- **What to do**: Locate and copy each line in the data that contains the word "nous".

(A run of records)
• • •

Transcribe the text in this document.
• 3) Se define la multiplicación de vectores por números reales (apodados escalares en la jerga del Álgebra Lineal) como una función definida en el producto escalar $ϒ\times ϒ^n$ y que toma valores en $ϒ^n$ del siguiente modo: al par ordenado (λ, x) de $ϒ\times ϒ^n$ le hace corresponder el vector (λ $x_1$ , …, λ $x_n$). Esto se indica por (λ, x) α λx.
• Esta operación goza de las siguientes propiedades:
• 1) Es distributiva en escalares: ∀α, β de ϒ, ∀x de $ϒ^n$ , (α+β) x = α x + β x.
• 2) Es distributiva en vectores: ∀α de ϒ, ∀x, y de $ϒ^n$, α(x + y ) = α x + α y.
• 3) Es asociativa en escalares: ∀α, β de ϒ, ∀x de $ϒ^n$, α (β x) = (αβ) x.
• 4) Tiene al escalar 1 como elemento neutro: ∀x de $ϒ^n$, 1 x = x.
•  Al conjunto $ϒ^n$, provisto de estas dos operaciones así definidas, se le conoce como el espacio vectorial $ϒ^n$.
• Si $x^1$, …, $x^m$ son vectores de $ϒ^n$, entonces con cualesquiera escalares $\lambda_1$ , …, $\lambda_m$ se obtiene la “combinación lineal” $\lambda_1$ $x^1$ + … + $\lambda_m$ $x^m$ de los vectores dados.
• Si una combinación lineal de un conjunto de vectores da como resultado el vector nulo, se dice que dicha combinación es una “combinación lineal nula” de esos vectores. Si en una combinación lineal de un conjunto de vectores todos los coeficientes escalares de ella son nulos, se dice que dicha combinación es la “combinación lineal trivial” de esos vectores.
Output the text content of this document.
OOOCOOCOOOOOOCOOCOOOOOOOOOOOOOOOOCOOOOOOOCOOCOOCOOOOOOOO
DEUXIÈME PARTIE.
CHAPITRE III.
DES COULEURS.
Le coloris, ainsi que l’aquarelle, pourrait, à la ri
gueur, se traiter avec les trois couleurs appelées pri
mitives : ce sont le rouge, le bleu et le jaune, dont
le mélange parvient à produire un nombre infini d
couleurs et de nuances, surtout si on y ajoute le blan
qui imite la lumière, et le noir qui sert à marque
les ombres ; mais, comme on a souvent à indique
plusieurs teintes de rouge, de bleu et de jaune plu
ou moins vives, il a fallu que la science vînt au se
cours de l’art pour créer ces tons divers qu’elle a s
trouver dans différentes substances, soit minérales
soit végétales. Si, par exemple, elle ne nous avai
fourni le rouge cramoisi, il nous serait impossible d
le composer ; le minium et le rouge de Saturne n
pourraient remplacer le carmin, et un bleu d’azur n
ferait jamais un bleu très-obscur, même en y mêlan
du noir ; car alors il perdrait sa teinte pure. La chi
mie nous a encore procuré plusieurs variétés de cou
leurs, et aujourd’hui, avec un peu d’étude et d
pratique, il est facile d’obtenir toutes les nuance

• • •

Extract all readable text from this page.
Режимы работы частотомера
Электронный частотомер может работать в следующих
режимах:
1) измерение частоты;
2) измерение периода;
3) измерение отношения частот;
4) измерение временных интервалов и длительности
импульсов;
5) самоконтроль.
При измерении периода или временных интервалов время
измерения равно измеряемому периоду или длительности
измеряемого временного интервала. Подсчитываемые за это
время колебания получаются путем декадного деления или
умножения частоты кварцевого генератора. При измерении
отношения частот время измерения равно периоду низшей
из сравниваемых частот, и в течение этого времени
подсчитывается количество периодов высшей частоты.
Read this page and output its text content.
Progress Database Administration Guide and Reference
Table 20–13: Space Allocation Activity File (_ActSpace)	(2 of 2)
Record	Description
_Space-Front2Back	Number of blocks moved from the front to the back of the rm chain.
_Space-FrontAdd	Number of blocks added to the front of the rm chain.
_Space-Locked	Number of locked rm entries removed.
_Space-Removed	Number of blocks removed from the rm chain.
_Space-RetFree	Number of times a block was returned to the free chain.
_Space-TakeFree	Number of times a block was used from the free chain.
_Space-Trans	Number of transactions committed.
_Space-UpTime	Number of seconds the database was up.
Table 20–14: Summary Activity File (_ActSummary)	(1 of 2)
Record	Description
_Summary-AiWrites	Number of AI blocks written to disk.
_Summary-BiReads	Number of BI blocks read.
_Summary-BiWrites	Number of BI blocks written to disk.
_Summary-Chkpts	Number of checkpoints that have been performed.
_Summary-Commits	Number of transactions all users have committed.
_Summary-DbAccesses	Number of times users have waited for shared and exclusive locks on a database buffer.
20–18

• • •

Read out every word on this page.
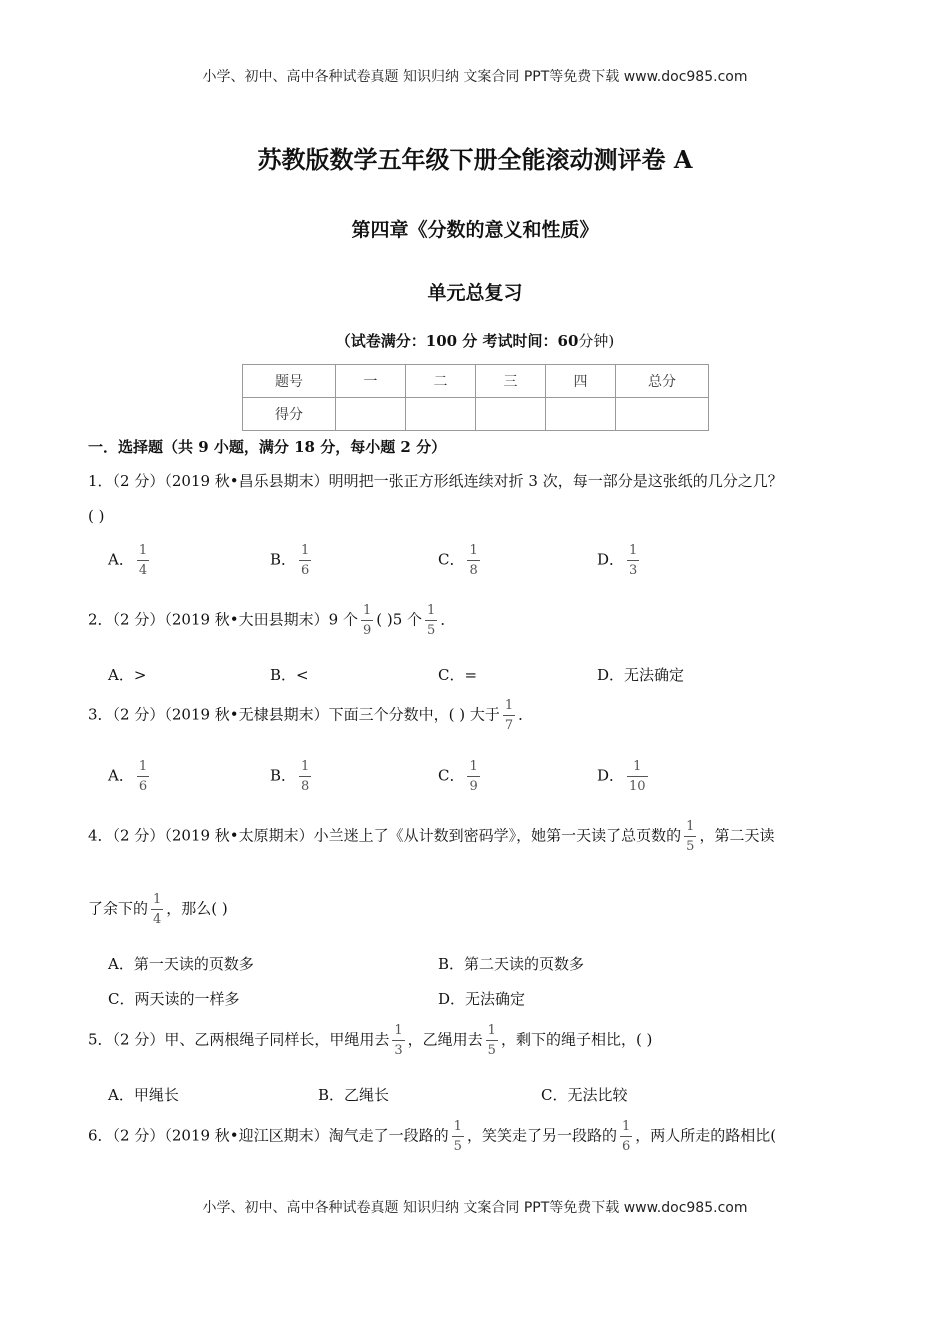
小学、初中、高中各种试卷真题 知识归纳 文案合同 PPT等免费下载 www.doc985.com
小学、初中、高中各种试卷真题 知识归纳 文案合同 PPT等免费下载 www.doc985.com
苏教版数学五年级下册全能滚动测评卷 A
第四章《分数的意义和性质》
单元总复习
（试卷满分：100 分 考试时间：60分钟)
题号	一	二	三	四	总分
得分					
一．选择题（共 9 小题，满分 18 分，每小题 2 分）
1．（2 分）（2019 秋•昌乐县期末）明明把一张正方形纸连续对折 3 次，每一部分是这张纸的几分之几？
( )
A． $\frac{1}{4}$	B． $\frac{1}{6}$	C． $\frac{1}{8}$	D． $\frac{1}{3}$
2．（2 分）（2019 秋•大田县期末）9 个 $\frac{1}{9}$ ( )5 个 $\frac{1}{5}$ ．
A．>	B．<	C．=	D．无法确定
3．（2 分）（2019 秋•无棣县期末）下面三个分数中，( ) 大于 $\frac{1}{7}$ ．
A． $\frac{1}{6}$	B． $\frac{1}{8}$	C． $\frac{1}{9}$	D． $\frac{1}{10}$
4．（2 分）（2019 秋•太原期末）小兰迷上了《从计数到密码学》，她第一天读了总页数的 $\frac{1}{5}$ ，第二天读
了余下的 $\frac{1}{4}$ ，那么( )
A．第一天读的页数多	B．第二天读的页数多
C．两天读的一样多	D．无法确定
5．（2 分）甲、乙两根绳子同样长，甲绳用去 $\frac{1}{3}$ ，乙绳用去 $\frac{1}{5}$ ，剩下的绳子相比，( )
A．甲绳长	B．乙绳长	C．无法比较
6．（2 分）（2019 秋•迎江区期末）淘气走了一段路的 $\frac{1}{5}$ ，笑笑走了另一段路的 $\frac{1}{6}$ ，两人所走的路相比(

• • •

- **Full response**:
soit végétales. Si, par exemple, elle ne nous avai
fourni le rouge cramoisi, il nous serait impossible d
mie nous a encore procuré plusieurs variétés de cou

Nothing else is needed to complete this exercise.